Collected data entries:
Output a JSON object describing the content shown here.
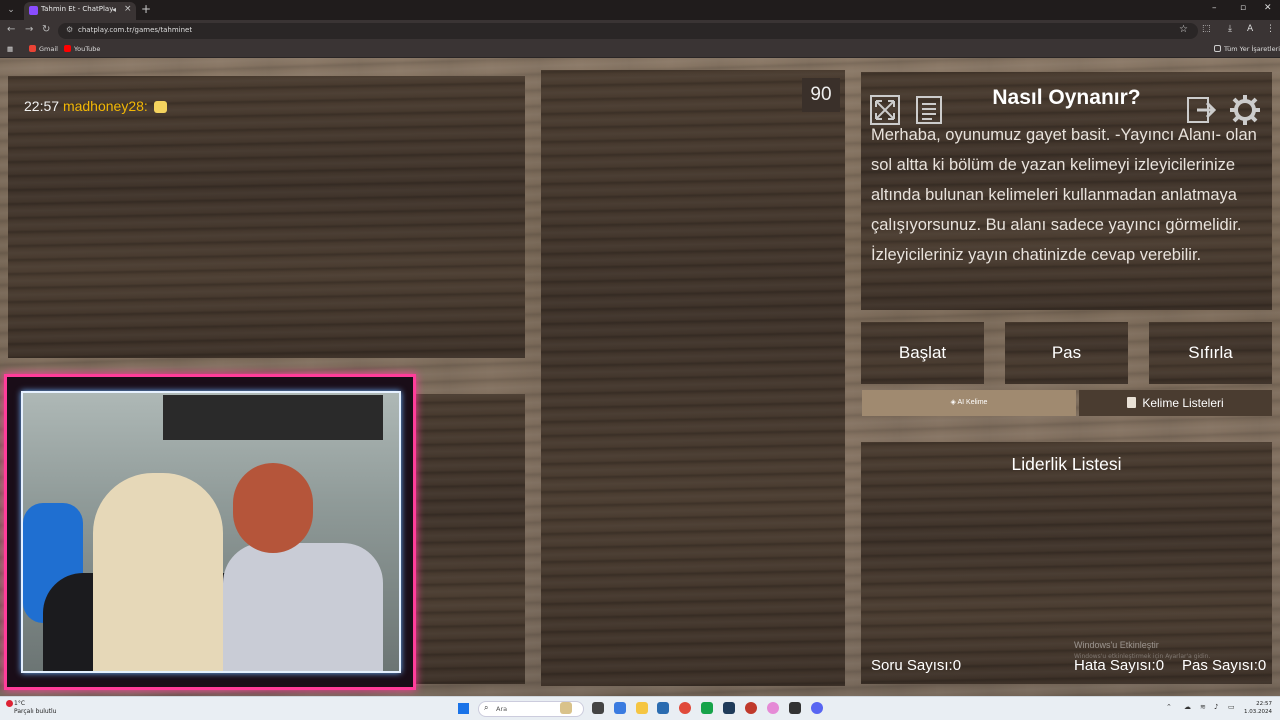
{
  "browser": {
    "tab_title": "Tahmin Et - ChatPlay",
    "url": "chatplay.com.tr/games/tahminet",
    "bookmarks": [
      "Gmail",
      "YouTube"
    ],
    "all_bookmarks": "Tüm Yer İşaretleri",
    "profile_initial": "A"
  },
  "game": {
    "timer": "90",
    "chat": {
      "time": "22:57",
      "username": "madhoney28:"
    },
    "howto": {
      "title": "Nasıl Oynanır?",
      "text": "Merhaba, oyunumuz gayet basit. -Yayıncı Alanı- olan sol altta ki bölüm de yazan kelimeyi izleyicilerinize altında bulunan kelimeleri kullanmadan anlatmaya çalışıyorsunuz. Bu alanı sadece yayıncı görmelidir. İzleyicileriniz yayın chatinizde cevap verebilir."
    },
    "buttons": {
      "start": "Başlat",
      "pass": "Pas",
      "reset": "Sıfırla",
      "ai_word": "AI Kelime",
      "word_lists": "Kelime Listeleri"
    },
    "leaderboard": {
      "title": "Liderlik Listesi"
    },
    "stats": {
      "questions": "Soru Sayısı:0",
      "errors": "Hata Sayısı:0",
      "passes": "Pas Sayısı:0"
    },
    "watermark": {
      "line1": "Windows'u Etkinleştir",
      "line2": "Windows'u etkinleştirmek için Ayarlar'a gidin."
    }
  },
  "taskbar": {
    "weather_temp": "1°C",
    "weather_desc": "Parçalı bulutlu",
    "search_placeholder": "Ara",
    "time": "22:57",
    "date": "1.03.2024"
  },
  "colors": {
    "chat_username": "#f2b705",
    "cam_border": "#ff3d9a",
    "ai_button": "#a08a70"
  },
  "icons": [
    "fullscreen-icon",
    "notes-icon",
    "exit-icon",
    "settings-gear-icon"
  ]
}
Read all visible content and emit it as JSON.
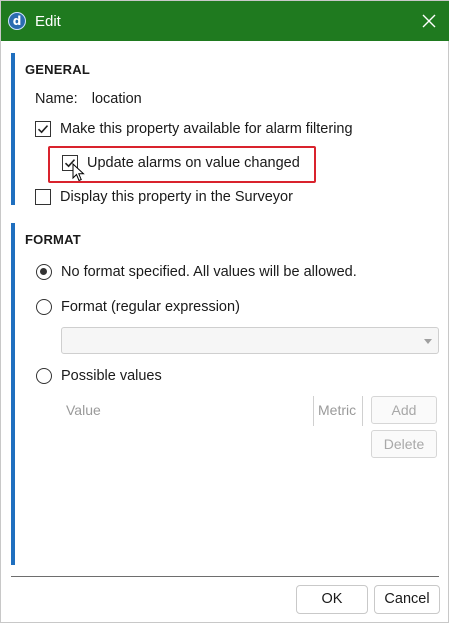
{
  "window": {
    "title": "Edit",
    "app_icon_letter": "d",
    "accent_color": "#1f7a1f",
    "section_bar_color": "#1f6fbf",
    "highlight_color": "#d9232d"
  },
  "general": {
    "title": "GENERAL",
    "name_label": "Name:",
    "name_value": "location",
    "alarm_filtering_label": "Make this property available for alarm filtering",
    "alarm_filtering_checked": true,
    "update_alarms_label": "Update alarms on value changed",
    "update_alarms_checked": true,
    "surveyor_label": "Display this property in the Surveyor",
    "surveyor_checked": false
  },
  "format": {
    "title": "FORMAT",
    "options": [
      {
        "label": "No format specified. All values will be allowed.",
        "selected": true
      },
      {
        "label": "Format (regular expression)",
        "selected": false
      },
      {
        "label": "Possible values",
        "selected": false
      }
    ],
    "regex_value": "",
    "columns": [
      "Value",
      "Metric"
    ],
    "add_label": "Add",
    "delete_label": "Delete"
  },
  "footer": {
    "ok_label": "OK",
    "cancel_label": "Cancel"
  }
}
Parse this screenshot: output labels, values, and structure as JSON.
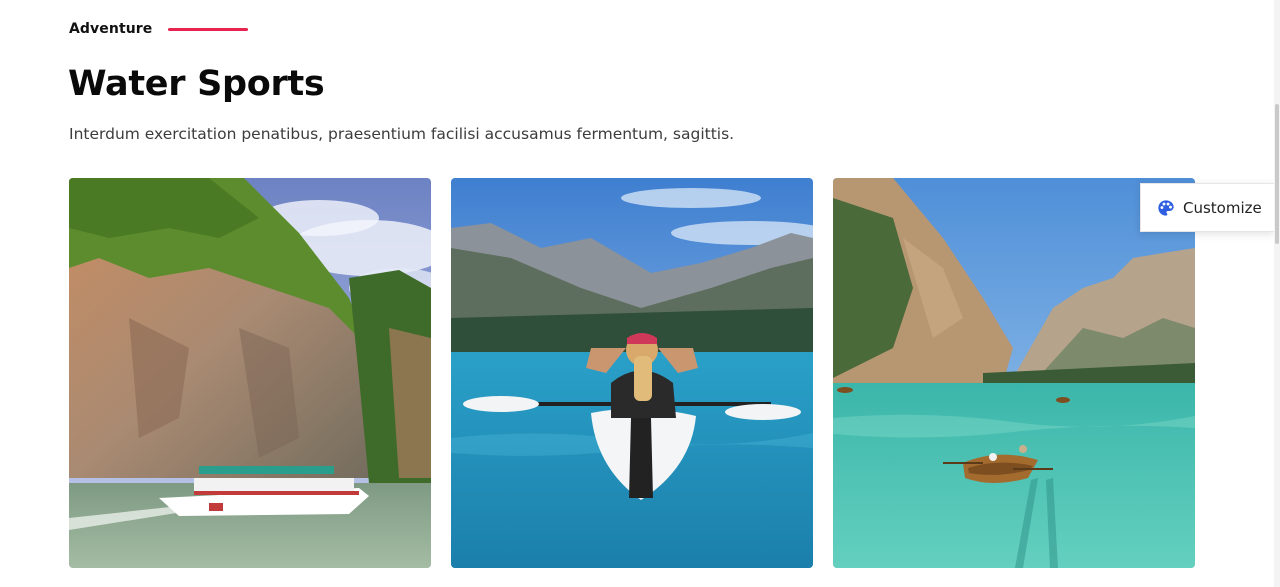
{
  "section": {
    "eyebrow": "Adventure",
    "title": "Water Sports",
    "subtitle": "Interdum exercitation penatibus, praesentium facilisi accusamus fermentum, sagittis."
  },
  "gallery": {
    "items": [
      {
        "icon": "limestone-cliff-boat-photo"
      },
      {
        "icon": "kayaker-lake-photo"
      },
      {
        "icon": "mountain-lake-rowboat-photo"
      }
    ]
  },
  "customize": {
    "label": "Customize",
    "icon": "palette-icon",
    "icon_color": "#2f5fe0"
  },
  "colors": {
    "accent": "#e8234f"
  }
}
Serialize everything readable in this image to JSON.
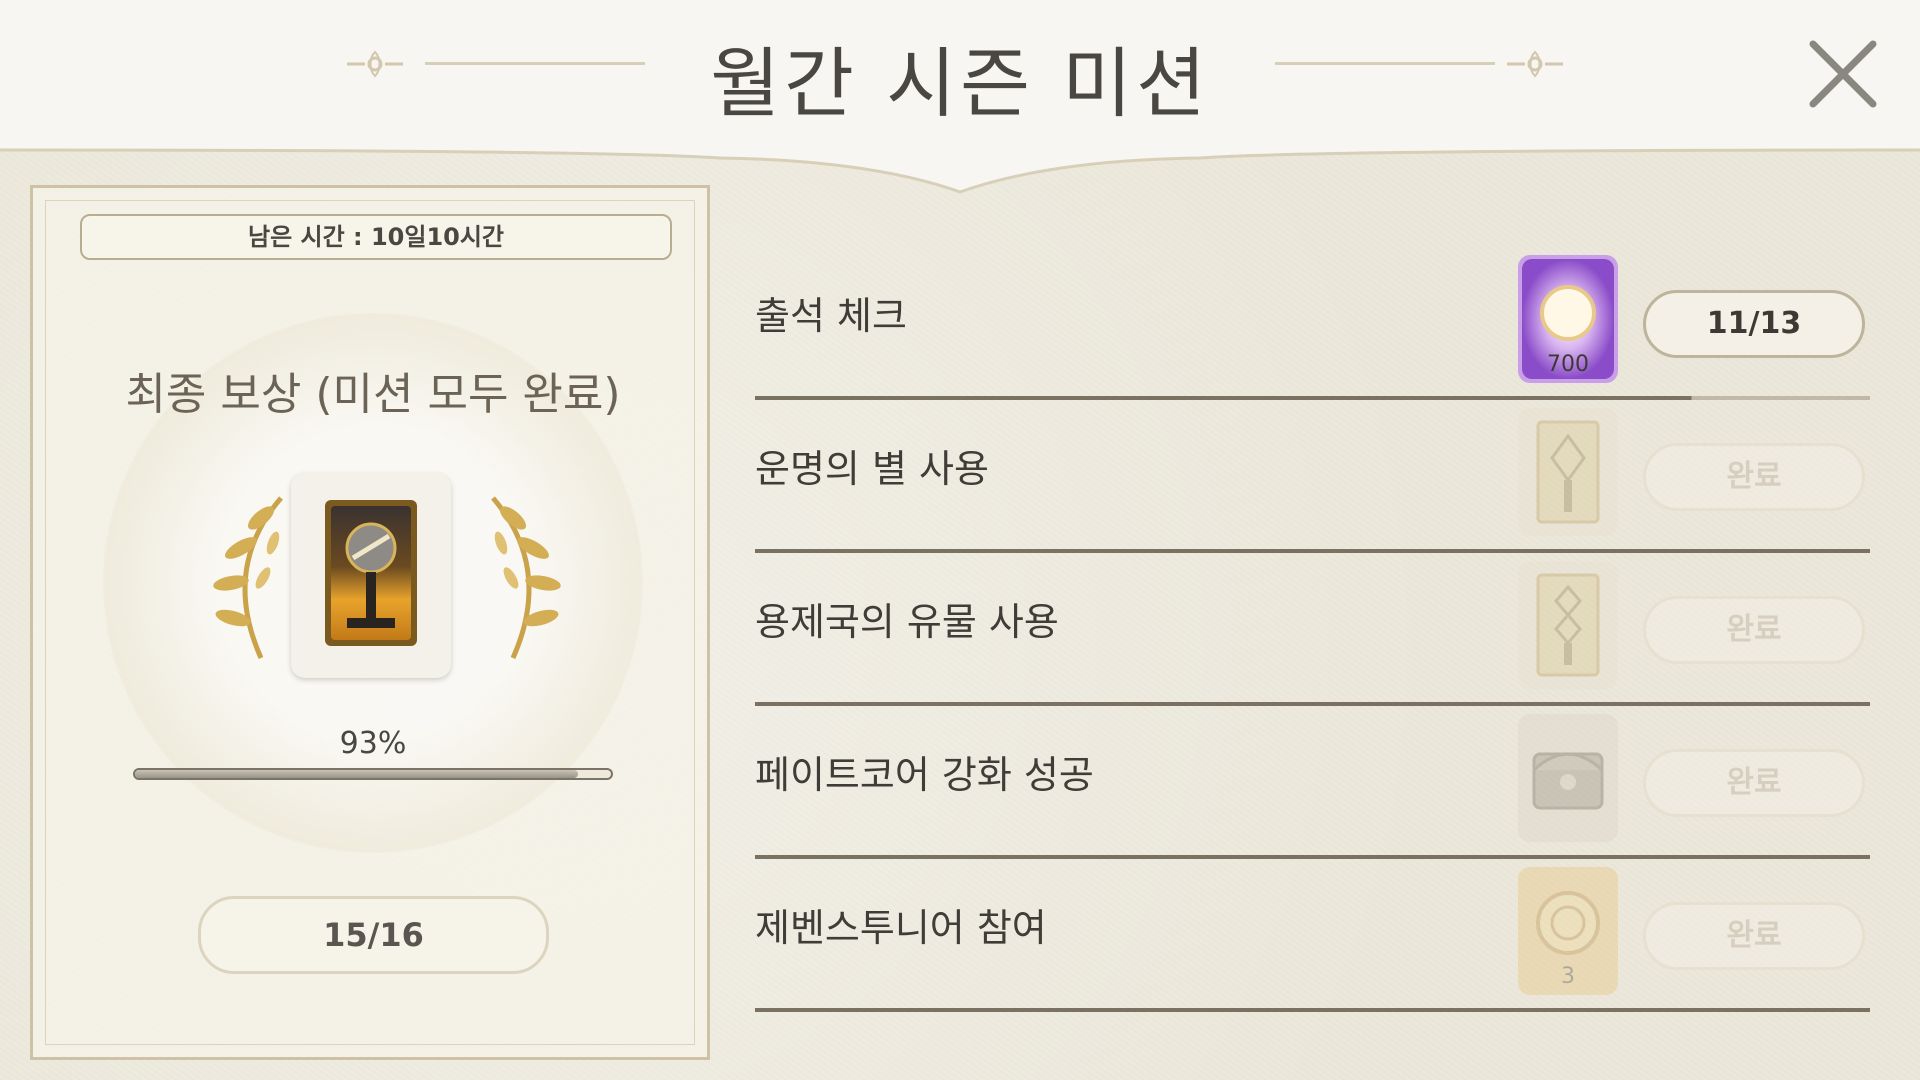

### Exercise aim
From the entries above, return each line with the word "content" in it.

### Written answer
Output a JSON object describing the content shown here.
Read all visible content and emit it as JSON.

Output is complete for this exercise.